#### Written exercise:
Give every line of the material again, exactly as written.

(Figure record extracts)
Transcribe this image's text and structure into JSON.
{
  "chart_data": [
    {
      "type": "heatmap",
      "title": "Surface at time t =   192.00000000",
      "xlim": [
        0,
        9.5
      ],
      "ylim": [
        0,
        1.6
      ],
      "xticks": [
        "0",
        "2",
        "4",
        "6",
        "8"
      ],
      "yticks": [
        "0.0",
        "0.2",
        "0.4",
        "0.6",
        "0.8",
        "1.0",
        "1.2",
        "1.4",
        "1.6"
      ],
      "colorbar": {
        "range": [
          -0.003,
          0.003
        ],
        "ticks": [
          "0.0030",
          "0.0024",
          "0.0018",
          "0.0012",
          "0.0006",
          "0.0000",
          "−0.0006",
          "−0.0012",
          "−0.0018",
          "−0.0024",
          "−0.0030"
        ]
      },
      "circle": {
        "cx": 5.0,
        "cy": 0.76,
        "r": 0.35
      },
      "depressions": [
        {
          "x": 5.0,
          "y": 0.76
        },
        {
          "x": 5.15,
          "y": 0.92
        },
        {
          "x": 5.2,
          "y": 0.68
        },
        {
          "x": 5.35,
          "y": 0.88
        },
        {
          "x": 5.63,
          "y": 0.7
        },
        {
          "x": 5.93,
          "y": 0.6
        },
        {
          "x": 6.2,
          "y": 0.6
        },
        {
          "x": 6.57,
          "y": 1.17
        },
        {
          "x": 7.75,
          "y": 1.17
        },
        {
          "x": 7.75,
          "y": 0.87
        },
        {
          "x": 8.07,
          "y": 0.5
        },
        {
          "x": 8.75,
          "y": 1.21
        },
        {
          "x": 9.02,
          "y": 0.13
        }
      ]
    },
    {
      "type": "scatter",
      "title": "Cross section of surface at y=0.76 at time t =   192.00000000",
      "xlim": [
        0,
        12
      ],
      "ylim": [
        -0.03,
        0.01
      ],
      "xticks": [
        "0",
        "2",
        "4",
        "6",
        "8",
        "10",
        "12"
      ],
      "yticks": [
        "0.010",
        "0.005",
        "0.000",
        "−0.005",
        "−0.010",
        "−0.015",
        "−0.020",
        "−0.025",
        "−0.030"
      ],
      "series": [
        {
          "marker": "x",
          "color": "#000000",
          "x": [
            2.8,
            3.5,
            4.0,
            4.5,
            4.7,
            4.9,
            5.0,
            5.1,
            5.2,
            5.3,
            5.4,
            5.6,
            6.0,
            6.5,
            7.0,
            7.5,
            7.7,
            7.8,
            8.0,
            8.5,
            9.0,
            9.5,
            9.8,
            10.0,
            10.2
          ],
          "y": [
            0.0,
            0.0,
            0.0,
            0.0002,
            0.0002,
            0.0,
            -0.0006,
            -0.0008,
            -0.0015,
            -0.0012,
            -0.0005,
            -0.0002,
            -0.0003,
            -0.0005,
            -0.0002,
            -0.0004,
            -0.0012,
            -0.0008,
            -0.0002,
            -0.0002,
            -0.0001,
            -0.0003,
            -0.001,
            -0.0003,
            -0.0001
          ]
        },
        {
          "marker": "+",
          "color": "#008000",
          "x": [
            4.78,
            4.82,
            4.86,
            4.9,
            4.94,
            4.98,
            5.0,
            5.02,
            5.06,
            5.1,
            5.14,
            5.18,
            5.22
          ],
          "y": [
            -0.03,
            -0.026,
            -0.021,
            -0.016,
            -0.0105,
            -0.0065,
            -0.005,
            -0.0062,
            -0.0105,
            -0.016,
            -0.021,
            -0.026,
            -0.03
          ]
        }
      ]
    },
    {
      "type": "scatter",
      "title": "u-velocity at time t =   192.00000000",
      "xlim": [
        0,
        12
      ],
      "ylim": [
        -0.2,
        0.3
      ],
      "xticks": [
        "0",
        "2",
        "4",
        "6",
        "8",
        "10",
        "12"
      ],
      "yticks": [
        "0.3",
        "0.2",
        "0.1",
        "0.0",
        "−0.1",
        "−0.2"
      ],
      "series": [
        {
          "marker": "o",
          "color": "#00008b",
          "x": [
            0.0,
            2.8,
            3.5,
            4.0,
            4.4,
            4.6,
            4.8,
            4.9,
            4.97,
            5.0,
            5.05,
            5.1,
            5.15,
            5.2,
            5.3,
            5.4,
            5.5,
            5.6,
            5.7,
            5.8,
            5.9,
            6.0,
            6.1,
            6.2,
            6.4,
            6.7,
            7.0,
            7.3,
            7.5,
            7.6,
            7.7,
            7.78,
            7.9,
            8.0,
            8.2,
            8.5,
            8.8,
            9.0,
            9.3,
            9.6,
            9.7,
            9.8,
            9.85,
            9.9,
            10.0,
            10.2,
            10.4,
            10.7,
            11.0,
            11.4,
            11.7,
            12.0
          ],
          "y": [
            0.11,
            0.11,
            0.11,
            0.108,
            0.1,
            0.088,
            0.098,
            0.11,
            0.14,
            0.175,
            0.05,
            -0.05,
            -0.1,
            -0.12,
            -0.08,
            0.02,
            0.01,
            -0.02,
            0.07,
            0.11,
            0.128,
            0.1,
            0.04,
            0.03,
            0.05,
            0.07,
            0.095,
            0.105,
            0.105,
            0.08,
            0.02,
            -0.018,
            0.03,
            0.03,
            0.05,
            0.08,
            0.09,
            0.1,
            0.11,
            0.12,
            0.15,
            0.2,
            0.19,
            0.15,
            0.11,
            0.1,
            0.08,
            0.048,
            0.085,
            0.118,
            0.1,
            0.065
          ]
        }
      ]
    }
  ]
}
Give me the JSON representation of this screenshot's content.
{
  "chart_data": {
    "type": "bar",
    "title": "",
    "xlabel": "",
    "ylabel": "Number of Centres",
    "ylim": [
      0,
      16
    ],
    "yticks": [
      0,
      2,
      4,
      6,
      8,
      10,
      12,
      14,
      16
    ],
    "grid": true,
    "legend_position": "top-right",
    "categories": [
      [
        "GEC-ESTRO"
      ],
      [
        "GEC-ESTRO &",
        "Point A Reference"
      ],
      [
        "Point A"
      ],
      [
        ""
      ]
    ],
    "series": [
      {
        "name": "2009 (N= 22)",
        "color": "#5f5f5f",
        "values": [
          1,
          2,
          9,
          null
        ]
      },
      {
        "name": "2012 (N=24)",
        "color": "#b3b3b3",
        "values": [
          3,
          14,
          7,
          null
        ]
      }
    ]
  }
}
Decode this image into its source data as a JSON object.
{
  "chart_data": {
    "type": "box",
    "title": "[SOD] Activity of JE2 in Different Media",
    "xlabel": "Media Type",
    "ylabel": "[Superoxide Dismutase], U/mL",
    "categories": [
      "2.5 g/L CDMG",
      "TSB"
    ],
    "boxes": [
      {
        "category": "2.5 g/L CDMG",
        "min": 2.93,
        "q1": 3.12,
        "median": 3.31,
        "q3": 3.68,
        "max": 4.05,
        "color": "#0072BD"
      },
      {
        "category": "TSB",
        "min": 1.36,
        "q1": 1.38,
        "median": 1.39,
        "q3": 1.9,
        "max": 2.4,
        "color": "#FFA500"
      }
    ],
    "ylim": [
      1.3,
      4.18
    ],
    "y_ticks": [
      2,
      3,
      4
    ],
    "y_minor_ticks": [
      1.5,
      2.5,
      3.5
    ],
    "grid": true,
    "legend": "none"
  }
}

#### Result:
Transcribe this image's text and structure into JSON.
{
  "chart_data": [
    {
      "type": "heatmap",
      "title": "Surface at time t =   192.00000000",
      "xlim": [
        0,
        9.5
      ],
      "ylim": [
        0,
        1.6
      ],
      "xticks": [
        "0",
        "2",
        "4",
        "6",
        "8"
      ],
      "yticks": [
        "0.0",
        "0.2",
        "0.4",
        "0.6",
        "0.8",
        "1.0",
        "1.2",
        "1.4",
        "1.6"
      ],
      "colorbar": {
        "range": [
          -0.003,
          0.003
        ],
        "ticks": [
          "0.0030",
          "0.0024",
          "0.0018",
          "0.0012",
          "0.0006",
          "0.0000",
          "−0.0006",
          "−0.0012",
          "−0.0018",
          "−0.0024",
          "−0.0030"
        ]
      },
      "circle": {
        "cx": 5.0,
        "cy": 0.76,
        "r": 0.35
      },
      "depressions": [
        {
          "x": 5.0,
          "y": 0.76
        },
        {
          "x": 5.15,
          "y": 0.92
        },
        {
          "x": 5.2,
          "y": 0.68
        },
        {
          "x": 5.35,
          "y": 0.88
        },
        {
          "x": 5.63,
          "y": 0.7
        },
        {
          "x": 5.93,
          "y": 0.6
        },
        {
          "x": 6.2,
          "y": 0.6
        },
        {
          "x": 6.57,
          "y": 1.17
        },
        {
          "x": 7.75,
          "y": 1.17
        },
        {
          "x": 7.75,
          "y": 0.87
        },
        {
          "x": 8.07,
          "y": 0.5
        },
        {
          "x": 8.75,
          "y": 1.21
        },
        {
          "x": 9.02,
          "y": 0.13
        }
      ]
    },
    {
      "type": "scatter",
      "title": "Cross section of surface at y=0.76 at time t =   192.00000000",
      "xlim": [
        0,
        12
      ],
      "ylim": [
        -0.03,
        0.01
      ],
      "xticks": [
        "0",
        "2",
        "4",
        "6",
        "8",
        "10",
        "12"
      ],
      "yticks": [
        "0.010",
        "0.005",
        "0.000",
        "−0.005",
        "−0.010",
        "−0.015",
        "−0.020",
        "−0.025",
        "−0.030"
      ],
      "series": [
        {
          "marker": "x",
          "color": "#000000",
          "x": [
            2.8,
            3.5,
            4.0,
            4.5,
            4.7,
            4.9,
            5.0,
            5.1,
            5.2,
            5.3,
            5.4,
            5.6,
            6.0,
            6.5,
            7.0,
            7.5,
            7.7,
            7.8,
            8.0,
            8.5,
            9.0,
            9.5,
            9.8,
            10.0,
            10.2
          ],
          "y": [
            0.0,
            0.0,
            0.0,
            0.0002,
            0.0002,
            0.0,
            -0.0006,
            -0.0008,
            -0.0015,
            -0.0012,
            -0.0005,
            -0.0002,
            -0.0003,
            -0.0005,
            -0.0002,
            -0.0004,
            -0.0012,
            -0.0008,
            -0.0002,
            -0.0002,
            -0.0001,
            -0.0003,
            -0.001,
            -0.0003,
            -0.0001
          ]
        },
        {
          "marker": "+",
          "color": "#008000",
          "x": [
            4.78,
            4.82,
            4.86,
            4.9,
            4.94,
            4.98,
            5.0,
            5.02,
            5.06,
            5.1,
            5.14,
            5.18,
            5.22
          ],
          "y": [
            -0.03,
            -0.026,
            -0.021,
            -0.016,
            -0.0105,
            -0.0065,
            -0.005,
            -0.0062,
            -0.0105,
            -0.016,
            -0.021,
            -0.026,
            -0.03
          ]
        }
      ]
    },
    {
      "type": "scatter",
      "title": "u-velocity at time t =   192.00000000",
      "xlim": [
        0,
        12
      ],
      "ylim": [
        -0.2,
        0.3
      ],
      "xticks": [
        "0",
        "2",
        "4",
        "6",
        "8",
        "10",
        "12"
      ],
      "yticks": [
        "0.3",
        "0.2",
        "0.1",
        "0.0",
        "−0.1",
        "−0.2"
      ],
      "series": [
        {
          "marker": "o",
          "color": "#00008b",
          "x": [
            0.0,
            2.8,
            3.5,
            4.0,
            4.4,
            4.6,
            4.8,
            4.9,
            4.97,
            5.0,
            5.05,
            5.1,
            5.15,
            5.2,
            5.3,
            5.4,
            5.5,
            5.6,
            5.7,
            5.8,
            5.9,
            6.0,
            6.1,
            6.2,
            6.4,
            6.7,
            7.0,
            7.3,
            7.5,
            7.6,
            7.7,
            7.78,
            7.9,
            8.0,
            8.2,
            8.5,
            8.8,
            9.0,
            9.3,
            9.6,
            9.7,
            9.8,
            9.85,
            9.9,
            10.0,
            10.2,
            10.4,
            10.7,
            11.0,
            11.4,
            11.7,
            12.0
          ],
          "y": [
            0.11,
            0.11,
            0.11,
            0.108,
            0.1,
            0.088,
            0.098,
            0.11,
            0.14,
            0.175,
            0.05,
            -0.05,
            -0.1,
            -0.12,
            -0.08,
            0.02,
            0.01,
            -0.02,
            0.07,
            0.11,
            0.128,
            0.1,
            0.04,
            0.03,
            0.05,
            0.07,
            0.095,
            0.105,
            0.105,
            0.08,
            0.02,
            -0.018,
            0.03,
            0.03,
            0.05,
            0.08,
            0.09,
            0.1,
            0.11,
            0.12,
            0.15,
            0.2,
            0.19,
            0.15,
            0.11,
            0.1,
            0.08,
            0.048,
            0.085,
            0.118,
            0.1,
            0.065
          ]
        }
      ]
    }
  ]
}
Give me the JSON representation of this screenshot's content.
{
  "chart_data": {
    "type": "bar",
    "title": "",
    "xlabel": "",
    "ylabel": "Number of Centres",
    "ylim": [
      0,
      16
    ],
    "yticks": [
      0,
      2,
      4,
      6,
      8,
      10,
      12,
      14,
      16
    ],
    "grid": true,
    "legend_position": "top-right",
    "categories": [
      [
        "GEC-ESTRO"
      ],
      [
        "GEC-ESTRO &",
        "Point A Reference"
      ],
      [
        "Point A"
      ],
      [
        ""
      ]
    ],
    "series": [
      {
        "name": "2009 (N= 22)",
        "color": "#5f5f5f",
        "values": [
          1,
          2,
          9,
          null
        ]
      },
      {
        "name": "2012 (N=24)",
        "color": "#b3b3b3",
        "values": [
          3,
          14,
          7,
          null
        ]
      }
    ]
  }
}
Decode this image into its source data as a JSON object.
{
  "chart_data": {
    "type": "box",
    "title": "[SOD] Activity of JE2 in Different Media",
    "xlabel": "Media Type",
    "ylabel": "[Superoxide Dismutase], U/mL",
    "categories": [
      "2.5 g/L CDMG",
      "TSB"
    ],
    "boxes": [
      {
        "category": "2.5 g/L CDMG",
        "min": 2.93,
        "q1": 3.12,
        "median": 3.31,
        "q3": 3.68,
        "max": 4.05,
        "color": "#0072BD"
      },
      {
        "category": "TSB",
        "min": 1.36,
        "q1": 1.38,
        "median": 1.39,
        "q3": 1.9,
        "max": 2.4,
        "color": "#FFA500"
      }
    ],
    "ylim": [
      1.3,
      4.18
    ],
    "y_ticks": [
      2,
      3,
      4
    ],
    "y_minor_ticks": [
      1.5,
      2.5,
      3.5
    ],
    "grid": true,
    "legend": "none"
  }
}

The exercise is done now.